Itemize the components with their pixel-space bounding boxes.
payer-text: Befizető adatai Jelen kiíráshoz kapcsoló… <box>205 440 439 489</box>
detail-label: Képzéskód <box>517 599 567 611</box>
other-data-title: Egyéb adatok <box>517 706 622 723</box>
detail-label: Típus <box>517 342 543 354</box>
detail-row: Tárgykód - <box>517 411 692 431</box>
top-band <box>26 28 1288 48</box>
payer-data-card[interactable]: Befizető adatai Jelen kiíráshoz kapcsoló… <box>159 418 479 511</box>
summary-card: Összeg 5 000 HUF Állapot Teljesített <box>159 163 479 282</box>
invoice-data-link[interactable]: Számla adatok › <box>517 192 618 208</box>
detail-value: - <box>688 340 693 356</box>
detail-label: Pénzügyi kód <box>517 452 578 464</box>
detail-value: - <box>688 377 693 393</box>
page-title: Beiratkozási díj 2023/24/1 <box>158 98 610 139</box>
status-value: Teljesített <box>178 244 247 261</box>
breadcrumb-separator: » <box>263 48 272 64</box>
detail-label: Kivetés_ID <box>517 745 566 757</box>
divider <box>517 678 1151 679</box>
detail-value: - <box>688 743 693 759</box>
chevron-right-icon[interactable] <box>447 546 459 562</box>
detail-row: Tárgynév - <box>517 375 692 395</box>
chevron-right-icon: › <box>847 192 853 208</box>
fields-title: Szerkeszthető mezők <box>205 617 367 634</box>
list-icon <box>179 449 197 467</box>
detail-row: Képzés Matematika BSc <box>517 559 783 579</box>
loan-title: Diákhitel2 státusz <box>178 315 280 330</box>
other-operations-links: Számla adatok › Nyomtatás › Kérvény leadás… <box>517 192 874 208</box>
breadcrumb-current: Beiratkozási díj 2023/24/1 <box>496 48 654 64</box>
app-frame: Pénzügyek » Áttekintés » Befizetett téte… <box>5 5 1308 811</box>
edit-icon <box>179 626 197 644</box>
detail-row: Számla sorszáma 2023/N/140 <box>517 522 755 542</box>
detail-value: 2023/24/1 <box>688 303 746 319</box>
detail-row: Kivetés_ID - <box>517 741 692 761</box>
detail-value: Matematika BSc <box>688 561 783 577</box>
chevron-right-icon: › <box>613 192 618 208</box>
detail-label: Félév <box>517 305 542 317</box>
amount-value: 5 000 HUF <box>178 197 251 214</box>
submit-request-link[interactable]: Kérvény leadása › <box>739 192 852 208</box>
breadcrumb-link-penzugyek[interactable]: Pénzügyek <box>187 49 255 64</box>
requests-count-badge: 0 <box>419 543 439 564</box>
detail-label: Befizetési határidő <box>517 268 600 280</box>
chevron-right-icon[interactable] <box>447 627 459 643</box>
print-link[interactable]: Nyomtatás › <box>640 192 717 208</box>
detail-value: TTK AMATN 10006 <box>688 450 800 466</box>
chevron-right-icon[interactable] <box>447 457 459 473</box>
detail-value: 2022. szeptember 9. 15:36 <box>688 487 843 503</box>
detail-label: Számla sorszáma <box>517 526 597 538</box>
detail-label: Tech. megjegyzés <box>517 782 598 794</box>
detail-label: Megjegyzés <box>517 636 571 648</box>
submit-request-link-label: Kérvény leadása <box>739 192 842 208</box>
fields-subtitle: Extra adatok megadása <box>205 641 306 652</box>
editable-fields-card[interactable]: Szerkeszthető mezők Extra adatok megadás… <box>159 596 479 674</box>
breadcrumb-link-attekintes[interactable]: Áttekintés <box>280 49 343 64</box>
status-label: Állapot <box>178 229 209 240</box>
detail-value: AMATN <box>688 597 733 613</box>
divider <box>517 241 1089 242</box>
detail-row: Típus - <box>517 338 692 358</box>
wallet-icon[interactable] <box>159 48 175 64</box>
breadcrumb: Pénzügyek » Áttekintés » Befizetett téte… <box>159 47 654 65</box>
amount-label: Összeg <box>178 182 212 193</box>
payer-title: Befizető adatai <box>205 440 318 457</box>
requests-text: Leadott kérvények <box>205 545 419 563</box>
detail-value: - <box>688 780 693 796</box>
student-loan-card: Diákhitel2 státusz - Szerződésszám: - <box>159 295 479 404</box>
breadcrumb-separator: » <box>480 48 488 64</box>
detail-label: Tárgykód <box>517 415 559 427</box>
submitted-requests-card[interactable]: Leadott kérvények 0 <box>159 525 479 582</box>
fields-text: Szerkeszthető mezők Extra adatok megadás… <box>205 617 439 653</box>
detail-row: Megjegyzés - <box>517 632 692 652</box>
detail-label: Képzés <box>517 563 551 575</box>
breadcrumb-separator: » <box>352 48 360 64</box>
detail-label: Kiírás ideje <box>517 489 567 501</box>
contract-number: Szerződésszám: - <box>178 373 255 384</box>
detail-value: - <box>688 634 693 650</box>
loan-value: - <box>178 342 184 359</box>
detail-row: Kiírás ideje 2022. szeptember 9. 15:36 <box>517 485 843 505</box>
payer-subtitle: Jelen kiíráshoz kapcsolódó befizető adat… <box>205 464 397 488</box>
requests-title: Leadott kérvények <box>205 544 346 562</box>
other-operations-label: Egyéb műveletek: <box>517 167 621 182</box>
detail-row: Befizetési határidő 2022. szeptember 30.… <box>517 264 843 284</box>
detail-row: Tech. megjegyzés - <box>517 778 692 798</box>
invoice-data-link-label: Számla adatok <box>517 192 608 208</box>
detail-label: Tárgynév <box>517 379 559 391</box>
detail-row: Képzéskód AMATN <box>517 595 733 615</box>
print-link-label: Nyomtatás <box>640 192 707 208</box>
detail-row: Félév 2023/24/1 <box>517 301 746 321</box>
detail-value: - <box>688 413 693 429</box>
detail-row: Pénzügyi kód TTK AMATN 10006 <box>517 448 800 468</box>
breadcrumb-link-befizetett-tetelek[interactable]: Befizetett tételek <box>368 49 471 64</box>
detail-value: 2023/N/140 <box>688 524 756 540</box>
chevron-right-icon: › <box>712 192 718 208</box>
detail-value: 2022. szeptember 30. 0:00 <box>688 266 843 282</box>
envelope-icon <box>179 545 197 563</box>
·····
- [Stated exercise] Please rewrite the entries above, replacing "chevron-right-icon" with "arrow-right-icon" and leaving everything else unchanged.

- [Response for this exercise]
Itemize the components with their pixel-space bounding boxes.
payer-text: Befizető adatai Jelen kiíráshoz kapcsoló… <box>205 440 439 489</box>
detail-label: Képzéskód <box>517 599 567 611</box>
other-data-title: Egyéb adatok <box>517 706 622 723</box>
detail-label: Típus <box>517 342 543 354</box>
detail-row: Tárgykód - <box>517 411 692 431</box>
top-band <box>26 28 1288 48</box>
payer-data-card[interactable]: Befizető adatai Jelen kiíráshoz kapcsoló… <box>159 418 479 511</box>
summary-card: Összeg 5 000 HUF Állapot Teljesített <box>159 163 479 282</box>
invoice-data-link[interactable]: Számla adatok › <box>517 192 618 208</box>
detail-value: - <box>688 340 693 356</box>
detail-label: Pénzügyi kód <box>517 452 578 464</box>
detail-value: - <box>688 377 693 393</box>
page-title: Beiratkozási díj 2023/24/1 <box>158 98 610 139</box>
status-value: Teljesített <box>178 244 247 261</box>
breadcrumb-separator: » <box>263 48 272 64</box>
detail-label: Kivetés_ID <box>517 745 566 757</box>
divider <box>517 678 1151 679</box>
detail-value: - <box>688 743 693 759</box>
arrow-right-icon[interactable] <box>447 546 459 562</box>
detail-row: Tárgynév - <box>517 375 692 395</box>
arrow-right-icon: › <box>847 192 853 208</box>
fields-title: Szerkeszthető mezők <box>205 617 367 634</box>
list-icon <box>179 449 197 467</box>
detail-row: Képzés Matematika BSc <box>517 559 783 579</box>
loan-title: Diákhitel2 státusz <box>178 315 280 330</box>
other-operations-links: Számla adatok › Nyomtatás › Kérvény leadás… <box>517 192 874 208</box>
breadcrumb-current: Beiratkozási díj 2023/24/1 <box>496 48 654 64</box>
app-frame: Pénzügyek » Áttekintés » Befizetett téte… <box>5 5 1308 811</box>
edit-icon <box>179 626 197 644</box>
detail-row: Számla sorszáma 2023/N/140 <box>517 522 755 542</box>
detail-value: 2023/24/1 <box>688 303 746 319</box>
detail-row: Kivetés_ID - <box>517 741 692 761</box>
detail-value: Matematika BSc <box>688 561 783 577</box>
arrow-right-icon: › <box>613 192 618 208</box>
detail-label: Félév <box>517 305 542 317</box>
amount-value: 5 000 HUF <box>178 197 251 214</box>
submit-request-link[interactable]: Kérvény leadása › <box>739 192 852 208</box>
breadcrumb-link-penzugyek[interactable]: Pénzügyek <box>187 49 255 64</box>
requests-count-badge: 0 <box>419 543 439 564</box>
detail-label: Befizetési határidő <box>517 268 600 280</box>
arrow-right-icon[interactable] <box>447 627 459 643</box>
print-link[interactable]: Nyomtatás › <box>640 192 717 208</box>
detail-value: TTK AMATN 10006 <box>688 450 800 466</box>
arrow-right-icon[interactable] <box>447 457 459 473</box>
detail-value: 2022. szeptember 9. 15:36 <box>688 487 843 503</box>
detail-label: Számla sorszáma <box>517 526 597 538</box>
detail-label: Tech. megjegyzés <box>517 782 598 794</box>
detail-label: Megjegyzés <box>517 636 571 648</box>
submit-request-link-label: Kérvény leadása <box>739 192 842 208</box>
fields-subtitle: Extra adatok megadása <box>205 641 306 652</box>
editable-fields-card[interactable]: Szerkeszthető mezők Extra adatok megadás… <box>159 596 479 674</box>
breadcrumb-link-attekintes[interactable]: Áttekintés <box>280 49 343 64</box>
status-label: Állapot <box>178 229 209 240</box>
detail-value: AMATN <box>688 597 733 613</box>
divider <box>517 241 1089 242</box>
detail-row: Típus - <box>517 338 692 358</box>
wallet-icon[interactable] <box>159 48 175 64</box>
breadcrumb: Pénzügyek » Áttekintés » Befizetett téte… <box>159 47 654 65</box>
amount-label: Összeg <box>178 182 212 193</box>
payer-title: Befizető adatai <box>205 440 318 457</box>
requests-text: Leadott kérvények <box>205 545 419 563</box>
detail-value: - <box>688 780 693 796</box>
student-loan-card: Diákhitel2 státusz - Szerződésszám: - <box>159 295 479 404</box>
breadcrumb-separator: » <box>480 48 488 64</box>
detail-label: Tárgykód <box>517 415 559 427</box>
submitted-requests-card[interactable]: Leadott kérvények 0 <box>159 525 479 582</box>
fields-text: Szerkeszthető mezők Extra adatok megadás… <box>205 617 439 653</box>
detail-row: Megjegyzés - <box>517 632 692 652</box>
detail-label: Képzés <box>517 563 551 575</box>
breadcrumb-separator: » <box>352 48 360 64</box>
detail-label: Kiírás ideje <box>517 489 567 501</box>
contract-number: Szerződésszám: - <box>178 373 255 384</box>
detail-value: - <box>688 634 693 650</box>
loan-value: - <box>178 342 184 359</box>
detail-row: Kiírás ideje 2022. szeptember 9. 15:36 <box>517 485 843 505</box>
payer-subtitle: Jelen kiíráshoz kapcsolódó befizető adat… <box>205 464 397 488</box>
requests-title: Leadott kérvények <box>205 544 346 562</box>
other-operations-label: Egyéb műveletek: <box>517 167 621 182</box>
detail-row: Befizetési határidő 2022. szeptember 30.… <box>517 264 843 284</box>
detail-row: Tech. megjegyzés - <box>517 778 692 798</box>
invoice-data-link-label: Számla adatok <box>517 192 608 208</box>
detail-label: Tárgynév <box>517 379 559 391</box>
detail-row: Képzéskód AMATN <box>517 595 733 615</box>
print-link-label: Nyomtatás <box>640 192 707 208</box>
detail-row: Félév 2023/24/1 <box>517 301 746 321</box>
detail-value: - <box>688 413 693 429</box>
detail-row: Pénzügyi kód TTK AMATN 10006 <box>517 448 800 468</box>
breadcrumb-link-befizetett-tetelek[interactable]: Befizetett tételek <box>368 49 471 64</box>
detail-value: 2023/N/140 <box>688 524 756 540</box>
arrow-right-icon: › <box>712 192 718 208</box>
detail-value: 2022. szeptember 30. 0:00 <box>688 266 843 282</box>
envelope-icon <box>179 545 197 563</box>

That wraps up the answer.